## The exercise
Your task is to print the material below exactly as presented.

## Extracted information
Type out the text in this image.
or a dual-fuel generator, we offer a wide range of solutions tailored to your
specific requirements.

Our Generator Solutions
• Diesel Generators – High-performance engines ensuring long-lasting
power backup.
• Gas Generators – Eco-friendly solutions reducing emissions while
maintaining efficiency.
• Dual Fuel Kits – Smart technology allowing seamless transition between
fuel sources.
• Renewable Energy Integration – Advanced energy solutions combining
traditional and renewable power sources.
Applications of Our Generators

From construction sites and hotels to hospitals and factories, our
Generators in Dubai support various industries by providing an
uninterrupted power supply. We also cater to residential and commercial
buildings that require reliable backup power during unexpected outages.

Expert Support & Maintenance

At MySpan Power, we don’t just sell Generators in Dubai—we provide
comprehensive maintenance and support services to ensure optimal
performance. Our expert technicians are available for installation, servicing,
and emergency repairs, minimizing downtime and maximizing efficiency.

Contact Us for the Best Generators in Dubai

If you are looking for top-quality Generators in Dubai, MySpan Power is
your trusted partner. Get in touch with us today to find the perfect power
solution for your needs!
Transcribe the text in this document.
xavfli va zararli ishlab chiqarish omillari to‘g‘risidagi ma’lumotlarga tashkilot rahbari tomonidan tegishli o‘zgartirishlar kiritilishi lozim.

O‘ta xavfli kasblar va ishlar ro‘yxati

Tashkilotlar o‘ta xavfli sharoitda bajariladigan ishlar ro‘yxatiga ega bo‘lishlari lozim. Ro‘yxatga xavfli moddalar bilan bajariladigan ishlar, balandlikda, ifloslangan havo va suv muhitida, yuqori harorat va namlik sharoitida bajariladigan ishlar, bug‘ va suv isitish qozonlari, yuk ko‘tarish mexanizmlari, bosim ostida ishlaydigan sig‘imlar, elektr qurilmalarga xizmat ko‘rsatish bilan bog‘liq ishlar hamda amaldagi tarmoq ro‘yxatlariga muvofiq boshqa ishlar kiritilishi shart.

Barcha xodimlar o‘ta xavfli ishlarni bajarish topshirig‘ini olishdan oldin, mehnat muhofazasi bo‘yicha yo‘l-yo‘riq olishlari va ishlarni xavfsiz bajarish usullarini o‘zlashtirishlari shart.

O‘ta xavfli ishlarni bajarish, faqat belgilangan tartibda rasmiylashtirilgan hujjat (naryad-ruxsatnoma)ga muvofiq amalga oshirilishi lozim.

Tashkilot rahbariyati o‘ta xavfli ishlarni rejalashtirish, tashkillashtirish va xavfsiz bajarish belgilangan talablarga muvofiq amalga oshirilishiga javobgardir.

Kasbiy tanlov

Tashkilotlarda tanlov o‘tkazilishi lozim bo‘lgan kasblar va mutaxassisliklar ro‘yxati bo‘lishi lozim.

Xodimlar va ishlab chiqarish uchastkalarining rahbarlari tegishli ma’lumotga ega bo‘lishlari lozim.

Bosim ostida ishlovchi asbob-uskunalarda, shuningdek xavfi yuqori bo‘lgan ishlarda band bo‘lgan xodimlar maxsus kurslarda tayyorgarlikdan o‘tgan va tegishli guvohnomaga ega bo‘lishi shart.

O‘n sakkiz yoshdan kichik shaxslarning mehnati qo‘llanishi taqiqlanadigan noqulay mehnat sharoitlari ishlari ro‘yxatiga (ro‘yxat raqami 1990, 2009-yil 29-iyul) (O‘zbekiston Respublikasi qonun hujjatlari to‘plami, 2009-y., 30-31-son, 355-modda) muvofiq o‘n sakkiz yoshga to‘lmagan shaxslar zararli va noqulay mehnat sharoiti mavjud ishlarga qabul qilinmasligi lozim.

## Finished answer
Type out the text in this image.
or a dual-fuel generator, we offer a wide range of solutions tailored to your
specific requirements.

Our Generator Solutions
• Diesel Generators – High-performance engines ensuring long-lasting
power backup.
• Gas Generators – Eco-friendly solutions reducing emissions while
maintaining efficiency.
• Dual Fuel Kits – Smart technology allowing seamless transition between
fuel sources.
• Renewable Energy Integration – Advanced energy solutions combining
traditional and renewable power sources.
Applications of Our Generators

From construction sites and hotels to hospitals and factories, our
Generators in Dubai support various industries by providing an
uninterrupted power supply. We also cater to residential and commercial
buildings that require reliable backup power during unexpected outages.

Expert Support & Maintenance

At MySpan Power, we don’t just sell Generators in Dubai—we provide
comprehensive maintenance and support services to ensure optimal
performance. Our expert technicians are available for installation, servicing,
and emergency repairs, minimizing downtime and maximizing efficiency.

Contact Us for the Best Generators in Dubai

If you are looking for top-quality Generators in Dubai, MySpan Power is
your trusted partner. Get in touch with us today to find the perfect power
solution for your needs!
Transcribe the text in this document.
xavfli va zararli ishlab chiqarish omillari to‘g‘risidagi ma’lumotlarga tashkilot rahbari tomonidan tegishli o‘zgartirishlar kiritilishi lozim.

O‘ta xavfli kasblar va ishlar ro‘yxati

Tashkilotlar o‘ta xavfli sharoitda bajariladigan ishlar ro‘yxatiga ega bo‘lishlari lozim. Ro‘yxatga xavfli moddalar bilan bajariladigan ishlar, balandlikda, ifloslangan havo va suv muhitida, yuqori harorat va namlik sharoitida bajariladigan ishlar, bug‘ va suv isitish qozonlari, yuk ko‘tarish mexanizmlari, bosim ostida ishlaydigan sig‘imlar, elektr qurilmalarga xizmat ko‘rsatish bilan bog‘liq ishlar hamda amaldagi tarmoq ro‘yxatlariga muvofiq boshqa ishlar kiritilishi shart.

Barcha xodimlar o‘ta xavfli ishlarni bajarish topshirig‘ini olishdan oldin, mehnat muhofazasi bo‘yicha yo‘l-yo‘riq olishlari va ishlarni xavfsiz bajarish usullarini o‘zlashtirishlari shart.

O‘ta xavfli ishlarni bajarish, faqat belgilangan tartibda rasmiylashtirilgan hujjat (naryad-ruxsatnoma)ga muvofiq amalga oshirilishi lozim.

Tashkilot rahbariyati o‘ta xavfli ishlarni rejalashtirish, tashkillashtirish va xavfsiz bajarish belgilangan talablarga muvofiq amalga oshirilishiga javobgardir.

Kasbiy tanlov

Tashkilotlarda tanlov o‘tkazilishi lozim bo‘lgan kasblar va mutaxassisliklar ro‘yxati bo‘lishi lozim.

Xodimlar va ishlab chiqarish uchastkalarining rahbarlari tegishli ma’lumotga ega bo‘lishlari lozim.

Bosim ostida ishlovchi asbob-uskunalarda, shuningdek xavfi yuqori bo‘lgan ishlarda band bo‘lgan xodimlar maxsus kurslarda tayyorgarlikdan o‘tgan va tegishli guvohnomaga ega bo‘lishi shart.

O‘n sakkiz yoshdan kichik shaxslarning mehnati qo‘llanishi taqiqlanadigan noqulay mehnat sharoitlari ishlari ro‘yxatiga (ro‘yxat raqami 1990, 2009-yil 29-iyul) (O‘zbekiston Respublikasi qonun hujjatlari to‘plami, 2009-y., 30-31-son, 355-modda) muvofiq o‘n sakkiz yoshga to‘lmagan shaxslar zararli va noqulay mehnat sharoiti mavjud ishlarga qabul qilinmasligi lozim.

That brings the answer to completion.